■ WHAT THIS TASK INVOLVES
Pull every line from the items below and copy each one word for word, changing nothing.

** START OF DATA EXTRACT **

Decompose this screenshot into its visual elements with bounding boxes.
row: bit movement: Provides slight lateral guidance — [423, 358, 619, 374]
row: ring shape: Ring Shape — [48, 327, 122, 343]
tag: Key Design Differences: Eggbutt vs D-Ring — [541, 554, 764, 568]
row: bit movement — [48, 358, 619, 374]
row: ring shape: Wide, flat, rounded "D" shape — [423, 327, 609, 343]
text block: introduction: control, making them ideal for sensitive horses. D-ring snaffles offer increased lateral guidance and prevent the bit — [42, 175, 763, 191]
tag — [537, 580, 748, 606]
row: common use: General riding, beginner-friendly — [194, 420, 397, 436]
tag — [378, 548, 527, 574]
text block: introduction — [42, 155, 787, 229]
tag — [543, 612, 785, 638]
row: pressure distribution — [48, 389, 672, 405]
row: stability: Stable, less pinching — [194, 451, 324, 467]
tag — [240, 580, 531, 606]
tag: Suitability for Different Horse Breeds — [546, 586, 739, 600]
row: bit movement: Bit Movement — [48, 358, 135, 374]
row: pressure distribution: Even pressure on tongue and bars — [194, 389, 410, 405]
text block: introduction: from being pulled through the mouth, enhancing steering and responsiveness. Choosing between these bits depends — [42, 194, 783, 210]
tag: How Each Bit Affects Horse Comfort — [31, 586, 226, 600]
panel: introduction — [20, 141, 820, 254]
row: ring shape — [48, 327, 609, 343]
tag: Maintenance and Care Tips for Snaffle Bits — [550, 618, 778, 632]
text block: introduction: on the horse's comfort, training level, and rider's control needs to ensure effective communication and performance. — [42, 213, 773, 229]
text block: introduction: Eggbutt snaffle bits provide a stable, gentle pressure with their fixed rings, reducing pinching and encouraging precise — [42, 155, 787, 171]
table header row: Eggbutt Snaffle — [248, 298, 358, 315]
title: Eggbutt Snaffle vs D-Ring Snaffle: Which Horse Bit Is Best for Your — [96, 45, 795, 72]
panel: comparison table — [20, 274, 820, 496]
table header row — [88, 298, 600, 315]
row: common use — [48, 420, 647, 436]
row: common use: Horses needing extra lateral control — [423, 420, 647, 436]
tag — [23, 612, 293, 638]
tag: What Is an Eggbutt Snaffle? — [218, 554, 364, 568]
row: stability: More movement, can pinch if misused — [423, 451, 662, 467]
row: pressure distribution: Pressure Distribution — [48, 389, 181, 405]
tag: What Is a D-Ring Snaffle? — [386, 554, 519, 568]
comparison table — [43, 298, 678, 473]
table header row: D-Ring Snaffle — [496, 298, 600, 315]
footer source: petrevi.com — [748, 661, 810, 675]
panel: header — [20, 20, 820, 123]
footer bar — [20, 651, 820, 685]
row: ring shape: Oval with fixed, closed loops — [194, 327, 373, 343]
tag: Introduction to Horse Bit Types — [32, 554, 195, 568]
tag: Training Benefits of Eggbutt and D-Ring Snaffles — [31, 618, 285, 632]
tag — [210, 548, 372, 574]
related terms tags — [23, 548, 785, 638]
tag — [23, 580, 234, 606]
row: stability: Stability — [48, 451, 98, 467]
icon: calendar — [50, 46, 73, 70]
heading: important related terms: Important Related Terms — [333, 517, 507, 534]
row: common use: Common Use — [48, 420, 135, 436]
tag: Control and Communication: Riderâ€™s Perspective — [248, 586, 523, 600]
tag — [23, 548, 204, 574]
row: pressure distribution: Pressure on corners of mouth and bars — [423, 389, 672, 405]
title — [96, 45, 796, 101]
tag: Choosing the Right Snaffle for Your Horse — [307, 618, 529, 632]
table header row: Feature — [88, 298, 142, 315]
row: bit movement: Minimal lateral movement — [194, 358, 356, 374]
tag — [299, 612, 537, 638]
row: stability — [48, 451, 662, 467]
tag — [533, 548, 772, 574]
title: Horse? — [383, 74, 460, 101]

** END OF DATA EXTRACT **

■ RESPONSE TO THE TASK
Decompose this screenshot into its visual elements with bounding boxes.
row: bit movement: Provides slight lateral guidance — [423, 358, 619, 374]
row: ring shape: Ring Shape — [48, 327, 122, 343]
tag: Key Design Differences: Eggbutt vs D-Ring — [541, 554, 764, 568]
row: bit movement — [48, 358, 619, 374]
row: ring shape: Wide, flat, rounded "D" shape — [423, 327, 609, 343]
text block: introduction: control, making them ideal for sensitive horses. D-ring snaffles offer increased lateral guidance and prevent the bit — [42, 175, 763, 191]
tag — [537, 580, 748, 606]
row: common use: General riding, beginner-friendly — [194, 420, 397, 436]
tag — [378, 548, 527, 574]
text block: introduction — [42, 155, 787, 229]
tag — [543, 612, 785, 638]
row: pressure distribution — [48, 389, 672, 405]
row: stability: Stable, less pinching — [194, 451, 324, 467]
tag — [240, 580, 531, 606]
tag: Suitability for Different Horse Breeds — [546, 586, 739, 600]
row: bit movement: Bit Movement — [48, 358, 135, 374]
row: pressure distribution: Even pressure on tongue and bars — [194, 389, 410, 405]
text block: introduction: from being pulled through the mouth, enhancing steering and responsiveness. Choosing between these bits depends — [42, 194, 783, 210]
tag: How Each Bit Affects Horse Comfort — [31, 586, 226, 600]
panel: introduction — [20, 141, 820, 254]
row: ring shape — [48, 327, 609, 343]
tag: Maintenance and Care Tips for Snaffle Bits — [550, 618, 778, 632]
text block: introduction: on the horse's comfort, training level, and rider's control needs to ensure effective communication and performance. — [42, 213, 773, 229]
text block: introduction: Eggbutt snaffle bits provide a stable, gentle pressure with their fixed rings, reducing pinching and encouraging precise — [42, 155, 787, 171]
table header row: Eggbutt Snaffle — [248, 298, 358, 315]
title: Eggbutt Snaffle vs D-Ring Snaffle: Which Horse Bit Is Best for Your — [96, 45, 795, 72]
panel: comparison table — [20, 274, 820, 496]
table header row — [88, 298, 600, 315]
row: common use — [48, 420, 647, 436]
row: common use: Horses needing extra lateral control — [423, 420, 647, 436]
tag — [23, 612, 293, 638]
tag: What Is an Eggbutt Snaffle? — [218, 554, 364, 568]
row: stability: More movement, can pinch if misused — [423, 451, 662, 467]
row: pressure distribution: Pressure Distribution — [48, 389, 181, 405]
tag: What Is a D-Ring Snaffle? — [386, 554, 519, 568]
comparison table — [43, 298, 678, 473]
table header row: D-Ring Snaffle — [496, 298, 600, 315]
footer source: petrevi.com — [748, 661, 810, 675]
panel: header — [20, 20, 820, 123]
footer bar — [20, 651, 820, 685]
row: ring shape: Oval with fixed, closed loops — [194, 327, 373, 343]
tag: Introduction to Horse Bit Types — [32, 554, 195, 568]
tag: Training Benefits of Eggbutt and D-Ring Snaffles — [31, 618, 285, 632]
tag — [210, 548, 372, 574]
related terms tags — [23, 548, 785, 638]
tag — [23, 580, 234, 606]
row: stability: Stability — [48, 451, 98, 467]
icon: calendar — [50, 46, 73, 70]
heading: important related terms: Important Related Terms — [333, 517, 507, 534]
row: common use: Common Use — [48, 420, 135, 436]
tag: Control and Communication: Riderâ€™s Perspective — [248, 586, 523, 600]
tag — [23, 548, 204, 574]
row: pressure distribution: Pressure on corners of mouth and bars — [423, 389, 672, 405]
title — [96, 45, 796, 101]
tag: Choosing the Right Snaffle for Your Horse — [307, 618, 529, 632]
table header row: Feature — [88, 298, 142, 315]
row: bit movement: Minimal lateral movement — [194, 358, 356, 374]
tag — [299, 612, 537, 638]
row: stability — [48, 451, 662, 467]
tag — [533, 548, 772, 574]
title: Horse? — [383, 74, 460, 101]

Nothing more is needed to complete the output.